[Data entries for graphics]
--------------------------------------------------

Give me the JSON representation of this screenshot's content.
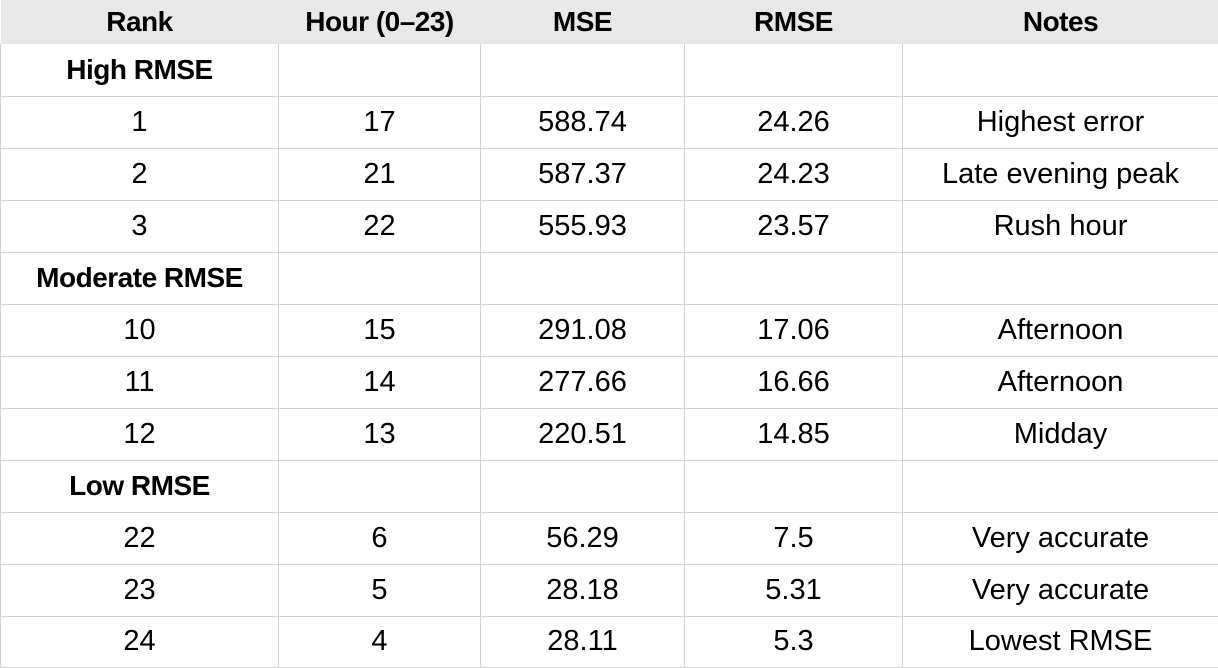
{
  "table": {
    "headers": [
      "Rank",
      "Hour (0–23)",
      "MSE",
      "RMSE",
      "Notes"
    ],
    "groups": [
      {
        "label": "High RMSE",
        "rows": [
          [
            "1",
            "17",
            "588.74",
            "24.26",
            "Highest error"
          ],
          [
            "2",
            "21",
            "587.37",
            "24.23",
            "Late evening peak"
          ],
          [
            "3",
            "22",
            "555.93",
            "23.57",
            "Rush hour"
          ]
        ]
      },
      {
        "label": "Moderate RMSE",
        "rows": [
          [
            "10",
            "15",
            "291.08",
            "17.06",
            "Afternoon"
          ],
          [
            "11",
            "14",
            "277.66",
            "16.66",
            "Afternoon"
          ],
          [
            "12",
            "13",
            "220.51",
            "14.85",
            "Midday"
          ]
        ]
      },
      {
        "label": "Low RMSE",
        "rows": [
          [
            "22",
            "6",
            "56.29",
            "7.5",
            "Very accurate"
          ],
          [
            "23",
            "5",
            "28.18",
            "5.31",
            "Very accurate"
          ],
          [
            "24",
            "4",
            "28.11",
            "5.3",
            "Lowest RMSE"
          ]
        ]
      }
    ]
  }
}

--------------------------------------------------

• WHAT IS REQUIRED
Your copy should hold every record word for word and none of the pictures.

• WRITTEN REPLY
Give me the JSON representation of this screenshot's content.
{
  "table": {
    "headers": [
      "Rank",
      "Hour (0–23)",
      "MSE",
      "RMSE",
      "Notes"
    ],
    "groups": [
      {
        "label": "High RMSE",
        "rows": [
          [
            "1",
            "17",
            "588.74",
            "24.26",
            "Highest error"
          ],
          [
            "2",
            "21",
            "587.37",
            "24.23",
            "Late evening peak"
          ],
          [
            "3",
            "22",
            "555.93",
            "23.57",
            "Rush hour"
          ]
        ]
      },
      {
        "label": "Moderate RMSE",
        "rows": [
          [
            "10",
            "15",
            "291.08",
            "17.06",
            "Afternoon"
          ],
          [
            "11",
            "14",
            "277.66",
            "16.66",
            "Afternoon"
          ],
          [
            "12",
            "13",
            "220.51",
            "14.85",
            "Midday"
          ]
        ]
      },
      {
        "label": "Low RMSE",
        "rows": [
          [
            "22",
            "6",
            "56.29",
            "7.5",
            "Very accurate"
          ],
          [
            "23",
            "5",
            "28.18",
            "5.31",
            "Very accurate"
          ],
          [
            "24",
            "4",
            "28.11",
            "5.3",
            "Lowest RMSE"
          ]
        ]
      }
    ]
  }
}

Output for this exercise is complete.